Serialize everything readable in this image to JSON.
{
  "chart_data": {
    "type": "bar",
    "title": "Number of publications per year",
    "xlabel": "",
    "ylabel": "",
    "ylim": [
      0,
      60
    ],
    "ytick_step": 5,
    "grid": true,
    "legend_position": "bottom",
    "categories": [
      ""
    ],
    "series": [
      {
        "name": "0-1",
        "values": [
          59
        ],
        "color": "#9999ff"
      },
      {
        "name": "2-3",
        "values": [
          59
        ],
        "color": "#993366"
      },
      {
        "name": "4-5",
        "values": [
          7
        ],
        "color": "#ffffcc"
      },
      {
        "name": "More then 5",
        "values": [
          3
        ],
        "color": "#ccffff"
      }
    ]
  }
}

Do this
Write each line above out exactly.

Final answer
Serialize everything readable in this image to JSON.
{
  "chart_data": {
    "type": "bar",
    "title": "Number of publications per year",
    "xlabel": "",
    "ylabel": "",
    "ylim": [
      0,
      60
    ],
    "ytick_step": 5,
    "grid": true,
    "legend_position": "bottom",
    "categories": [
      ""
    ],
    "series": [
      {
        "name": "0-1",
        "values": [
          59
        ],
        "color": "#9999ff"
      },
      {
        "name": "2-3",
        "values": [
          59
        ],
        "color": "#993366"
      },
      {
        "name": "4-5",
        "values": [
          7
        ],
        "color": "#ffffcc"
      },
      {
        "name": "More then 5",
        "values": [
          3
        ],
        "color": "#ccffff"
      }
    ]
  }
}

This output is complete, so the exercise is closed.